## Page extract
_____

CHARLOTTETOWN, P.E.I., May 30, 2014 – The Toronto Star and Globe and Mail each won five awards while Michèle Ouimet of La Presse won two individual honours Friday as the National Newspaper Awards were handed out for the 65th time.
Ouimet won in the Columns category and shared top spot with La Presse colleague Agnès Gruda in the International category. Ouimet has now won six NNAs in her career, one shy of the record seven won previously by Serge Chapleau of La Presse, Stephanie Nolen of the Globe and Mail and Roy Peterson of the Vancouver Sun. Four other journalists have also won six awards since the competition began in 1949.
The National Newspaper Awards are open to daily newspapers, news agencies and online news sites approved for entry by the NNA Board of Governors. Sixty-nine finalists were nominated in 22 categories, selected from 1,206 entries published in 2013. Of 57 organizations to submit entries, 22 had nominations for the prestigious awards.
The Toronto Star’s five wins came for Project of the Year and Multimedia Feature (team entries), Arts and Entertainment (Linda Barnard), Explanatory Work (Amy Dempsey) and Long Feature (Don Gillmor).

_____

## Written problem A
List every journalist named in the awards report.
## Written problem B
Carry the National Newspaper Awards report forward from its last sentence.

[Some lines]
_____

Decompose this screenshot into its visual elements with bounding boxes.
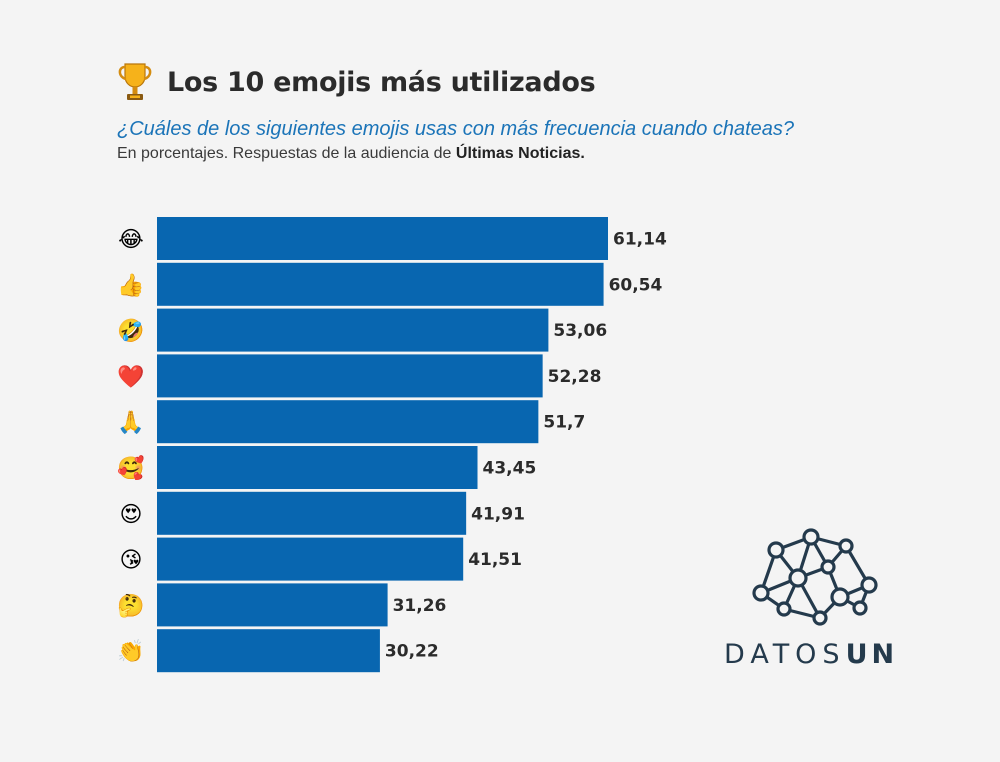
bar-8 bbox=[157, 537, 464, 581]
thumbs-up-icon: 👍 bbox=[117, 272, 144, 297]
bar-value-label-4: 52,28 bbox=[548, 367, 602, 387]
tears-of-joy-icon: 😂 bbox=[118, 227, 144, 252]
bar-7 bbox=[157, 491, 467, 535]
thinking-face-icon: 🤔 bbox=[117, 593, 144, 618]
bar-value-label-7: 41,91 bbox=[471, 504, 525, 524]
header: Los 10 emojis más utilizados ¿Cuáles de … bbox=[117, 60, 977, 163]
folded-hands-icon: 🙏 bbox=[117, 410, 144, 435]
bar-value-label-10: 30,22 bbox=[385, 642, 439, 662]
bar-3 bbox=[157, 308, 549, 352]
title-row: Los 10 emojis más utilizados bbox=[117, 60, 977, 104]
subtitle: ¿Cuáles de los siguientes emojis usas co… bbox=[117, 118, 795, 140]
page-title: Los 10 emojis más utilizados bbox=[167, 66, 596, 98]
trophy-icon bbox=[118, 63, 152, 100]
red-heart-icon: ❤️ bbox=[117, 364, 145, 389]
bar-value-label-5: 51,7 bbox=[543, 413, 585, 433]
bar-value-label-1: 61,14 bbox=[613, 230, 667, 250]
bar-1 bbox=[157, 217, 608, 260]
bar-5 bbox=[157, 400, 539, 444]
source-note: En porcentajes. Respuestas de la audienc… bbox=[117, 145, 977, 163]
datosun-logo: DATOSUN bbox=[724, 525, 924, 675]
rolling-laughing-icon: 🤣 bbox=[116, 318, 144, 345]
bar-value-label-8: 41,51 bbox=[468, 550, 522, 570]
network-logo-icon bbox=[752, 528, 878, 626]
bar-4 bbox=[157, 354, 543, 398]
bar-6 bbox=[157, 446, 478, 489]
bar-9 bbox=[157, 583, 388, 627]
bar-10 bbox=[157, 629, 380, 673]
brand-name-bold: UN bbox=[845, 639, 899, 670]
bar-value-label-6: 43,45 bbox=[483, 459, 537, 479]
brand-name: DATOSUN bbox=[724, 639, 924, 670]
bar-value-label-2: 60,54 bbox=[609, 275, 663, 295]
note-source: Últimas Noticias. bbox=[455, 145, 585, 162]
brand-name-light: DATOS bbox=[724, 639, 846, 670]
blowing-kiss-icon: 😘 bbox=[120, 547, 143, 572]
smiling-hearts-icon: 🥰 bbox=[117, 455, 144, 481]
clapping-hands-icon: 👏 bbox=[117, 639, 144, 664]
bar-2 bbox=[157, 262, 604, 306]
heart-eyes-icon: 😍 bbox=[120, 501, 143, 526]
bar-value-label-9: 31,26 bbox=[393, 596, 447, 616]
note-prefix: En porcentajes. Respuestas de la audienc… bbox=[117, 145, 456, 162]
bar-value-label-3: 53,06 bbox=[553, 321, 607, 341]
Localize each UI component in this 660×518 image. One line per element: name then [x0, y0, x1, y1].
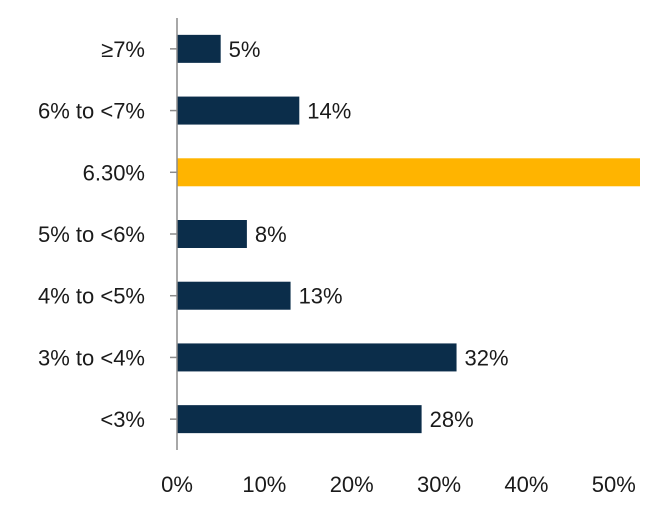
- data-label: 14%: [307, 99, 351, 124]
- category-label: 6% to <7%: [38, 99, 145, 124]
- category-label: 4% to <5%: [38, 284, 145, 309]
- data-label: 28%: [430, 407, 474, 432]
- category-labels-group: ≥7% 6% to <7% 6.30% 5% to <6% 4% to <5% 3% to…: [38, 37, 177, 432]
- x-tick-label: 40%: [504, 472, 548, 497]
- data-label: 8%: [255, 222, 287, 247]
- data-label: 5%: [229, 37, 261, 62]
- x-tick-label: 30%: [417, 472, 461, 497]
- bar: [177, 34, 221, 63]
- bar: [177, 281, 291, 310]
- data-label: 32%: [465, 345, 509, 370]
- category-label: 6.30%: [83, 160, 145, 185]
- category-label: ≥7%: [101, 37, 145, 62]
- data-label: 13%: [299, 284, 343, 309]
- axes-group: [176, 18, 178, 450]
- bar: [177, 220, 247, 248]
- category-label: 3% to <4%: [38, 345, 145, 370]
- category-label: 5% to <6%: [38, 222, 145, 247]
- data-labels-group: 5% 14% 8% 13% 32% 28%: [229, 37, 509, 432]
- category-label: <3%: [100, 407, 145, 432]
- bar: [177, 96, 300, 125]
- bar: [177, 343, 457, 372]
- x-tick-label: 50%: [592, 472, 636, 497]
- x-ticks-group: 0% 10% 20% 30% 40% 50%: [161, 472, 636, 497]
- bar: [177, 405, 422, 434]
- bars-group: [177, 34, 640, 434]
- x-tick-label: 10%: [242, 472, 286, 497]
- bar-highlight: [177, 158, 640, 187]
- x-tick-label: 20%: [330, 472, 374, 497]
- x-tick-label: 0%: [161, 472, 193, 497]
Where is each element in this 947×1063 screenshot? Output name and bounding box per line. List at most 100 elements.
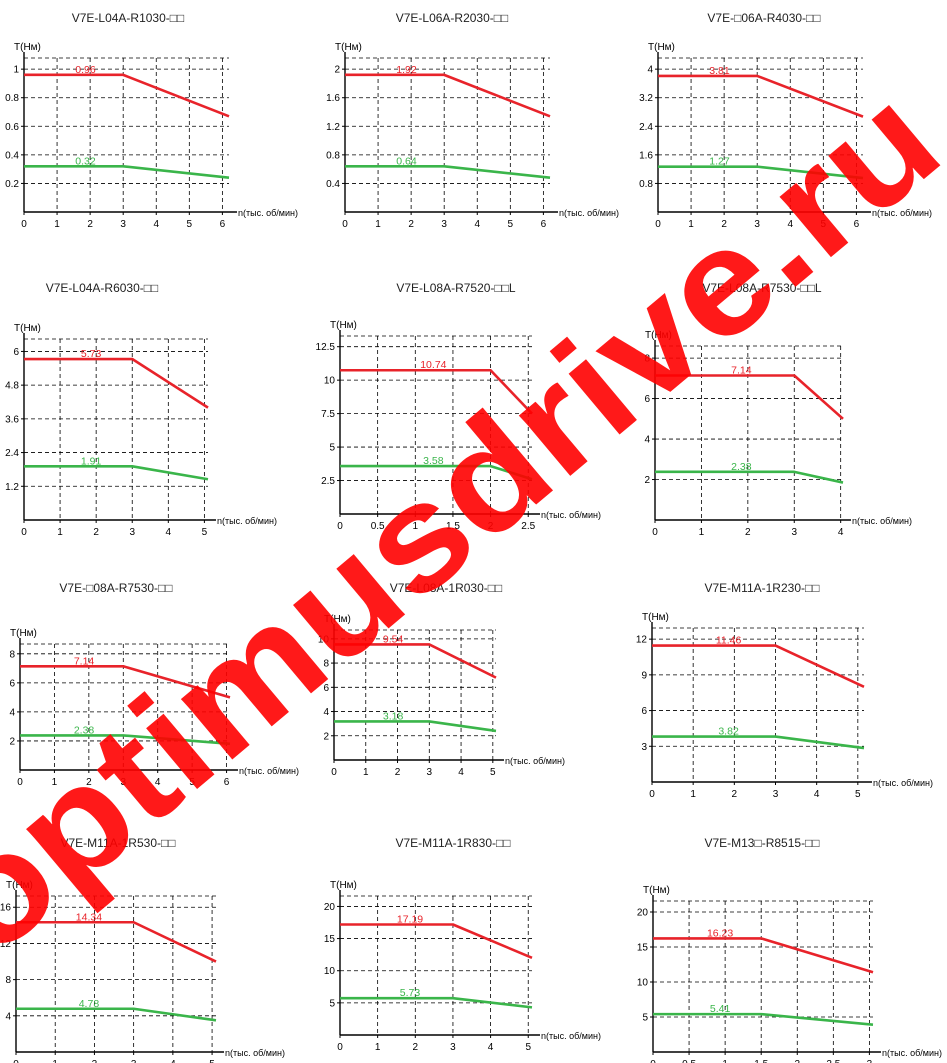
- rated-torque-line: [658, 165, 864, 180]
- y-tick-label: 10: [637, 978, 649, 989]
- x-tick-label: 4: [474, 219, 480, 230]
- x-tick-label: 4: [458, 767, 464, 778]
- x-tick-label: 3: [867, 1059, 873, 1063]
- y-tick-label: 20: [324, 902, 336, 913]
- x-tick-label: 0.5: [371, 521, 385, 532]
- x-tick-label: 0: [21, 527, 27, 538]
- peak-torque-line: [334, 643, 497, 679]
- x-tick-label: 6: [224, 777, 230, 788]
- y-tick-label: 15: [324, 934, 336, 945]
- torque-chart-8: V7E-L08A-1R030-□□ T(Нм) n(тыс. об/мин) 0 1 2 3…: [318, 581, 565, 778]
- y-tick-label: 9: [641, 670, 647, 681]
- x-tick-label: 4: [488, 1042, 494, 1053]
- torque-chart-1: V7E-L04A-R1030-□□ T(Нм) n(тыс. об/мин) 0 1 2 3…: [5, 11, 298, 230]
- x-tick-label: 1: [722, 1059, 728, 1063]
- x-tick-label: 3: [120, 777, 126, 788]
- x-tick-label: 1: [52, 1059, 58, 1063]
- y-tick-label: 0.6: [5, 122, 19, 133]
- x-tick-label: 3: [120, 219, 126, 230]
- x-tick-label: 1: [375, 1042, 381, 1053]
- y-tick-label: 10: [324, 376, 336, 387]
- rated-torque-line: [345, 164, 551, 180]
- x-tick-label: 2: [92, 1059, 98, 1063]
- rated-torque-label: 1.27: [709, 156, 730, 168]
- x-tick-label: 5: [821, 219, 827, 230]
- x-tick-label: 1: [690, 789, 696, 800]
- rated-torque-label: 2.38: [731, 461, 752, 473]
- peak-torque-label: 9.54: [383, 633, 404, 645]
- x-tick-label: 1: [375, 219, 381, 230]
- x-tick-label: 3: [773, 789, 779, 800]
- x-tick-label: 6: [220, 219, 226, 230]
- y-axis-label: T(Нм): [6, 880, 33, 891]
- x-tick-label: 4: [170, 1059, 176, 1063]
- y-tick-label: 12: [636, 635, 648, 646]
- y-tick-label: 1.2: [326, 122, 340, 133]
- rated-torque-label: 2.38: [74, 724, 95, 736]
- x-tick-label: 2: [87, 219, 93, 230]
- y-tick-label: 5: [642, 1013, 648, 1024]
- x-axis-label: n(тыс. об/мин): [225, 1048, 285, 1058]
- torque-chart-9: V7E-M11A-1R230-□□T(Нм)n(тыс. об/мин)0 1 2 3…: [636, 581, 933, 800]
- y-tick-label: 8: [644, 354, 650, 365]
- x-tick-label: 3: [754, 219, 760, 230]
- torque-chart-6: V7E-L08A-R7530-□□L T(Нм) n(тыс. об/мин) 0 1 2…: [644, 281, 912, 538]
- rated-torque-label: 5.73: [400, 987, 421, 999]
- y-tick-label: 6: [9, 678, 15, 689]
- y-tick-label: 2: [323, 731, 329, 742]
- x-tick-label: 1: [57, 527, 63, 538]
- x-axis-label: n(тыс. об/мин): [872, 208, 932, 218]
- x-tick-label: 6: [854, 219, 860, 230]
- x-tick-label: 0: [337, 1042, 343, 1053]
- x-tick-label: 4: [787, 219, 793, 230]
- rated-torque-line: [652, 735, 865, 750]
- y-axis-label: T(Нм): [10, 628, 37, 639]
- x-axis-label: n(тыс. об/мин): [882, 1048, 942, 1058]
- chart-title: V7E-M13□-R8515-□□: [704, 836, 819, 850]
- x-tick-label: 2: [488, 521, 494, 532]
- x-tick-label: 3: [450, 1042, 456, 1053]
- y-axis-label: T(Нм): [645, 330, 672, 341]
- x-tick-label: 5: [490, 767, 496, 778]
- rated-torque-label: 0.32: [75, 155, 96, 167]
- y-axis-label: T(Нм): [14, 323, 41, 334]
- peak-torque-line: [24, 357, 209, 409]
- peak-torque-line: [653, 937, 874, 974]
- x-tick-label: 5: [855, 789, 861, 800]
- chart-title: V7E-M11A-1R230-□□: [705, 581, 820, 595]
- peak-torque-label: 16.23: [707, 927, 733, 939]
- y-tick-label: 0.8: [326, 150, 340, 161]
- x-axis-label: n(тыс. об/мин): [239, 766, 299, 776]
- x-tick-label: 1: [699, 527, 705, 538]
- x-tick-label: 2.5: [521, 521, 535, 532]
- peak-torque-label: 14.34: [76, 911, 102, 923]
- x-tick-label: 0: [652, 527, 658, 538]
- chart-title: V7E-L08A-1R030-□□: [390, 581, 503, 595]
- y-tick-label: 3.2: [639, 93, 653, 104]
- y-axis-label: T(Нм): [330, 880, 357, 891]
- x-tick-label: 2: [408, 219, 414, 230]
- y-tick-label: 10: [324, 966, 336, 977]
- y-axis-label: T(Нм): [324, 614, 351, 625]
- chart-title: V7E-L06A-R2030-□□: [396, 11, 509, 25]
- peak-torque-label: 10.74: [420, 359, 446, 371]
- y-tick-label: 2.4: [5, 448, 19, 459]
- x-tick-label: 0: [331, 767, 337, 778]
- x-tick-label: 5: [202, 527, 208, 538]
- x-tick-label: 0: [342, 219, 348, 230]
- y-tick-label: 4: [323, 707, 329, 718]
- chart-title: V7E-□08A-R7530-□□: [59, 581, 172, 595]
- y-tick-label: 5: [329, 443, 335, 454]
- chart-title: V7E-L08A-R7520-□□L: [396, 281, 516, 295]
- torque-chart-7: V7E-□08A-R7530-□□ T(Нм) n(тыс. об/мин) 0 1 2 3…: [9, 581, 299, 788]
- x-axis-label: n(тыс. об/мин): [541, 510, 601, 520]
- peak-torque-line: [345, 73, 551, 118]
- y-axis-label: T(Нм): [642, 612, 669, 623]
- peak-torque-line: [658, 74, 864, 118]
- torque-chart-10: V7E-M11A-1R530-□□T(Нм)n(тыс. об/мин)0123…: [0, 836, 285, 1063]
- y-tick-label: 0.8: [639, 179, 653, 190]
- rated-torque-line: [24, 164, 230, 180]
- y-tick-label: 1.6: [326, 93, 340, 104]
- y-tick-label: 6: [644, 394, 650, 405]
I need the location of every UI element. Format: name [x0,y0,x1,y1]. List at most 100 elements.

_____

## Exercise answer A
Michèle Ouimet, Agnès Gruda, Serge Chapleau, Stephanie Nolen, Roy Peterson, Linda Barnard, Amy Dempsey, Don Gillmor

## Exercise answer B
The Globe and Mail’s wins came in Business (team entry), Beat Reporting (Dakshana Bascaramurty), Short Feature (Grant Robertson), Presentation (Jason Chiu) and News Feature Photo (Moe Doiron).
The Calgary Herald won two awards on its own – Breaking News (team entry) and Feature Photo (Leah Hennel) – and teamed up with the Edmonton Journal to win in the Investigations category (team entry). The Journal also won in the News Photo category (Shaughn Butts).
Single awards went to the Canadian Press (Politics), Edmonton Sun (Sports Photo), Halifax Chronicle-Herald (Editorial Cartooning), New Brunswick Telegraph Journal (Local Reporting), Waterloo Region Record (Editorials) and Winnipeg Free Press (Sports).
The winners were announced at an awards ceremony Friday night. Winners received cheques for $1,000 and a certificate of award. Other finalists received citations of merit.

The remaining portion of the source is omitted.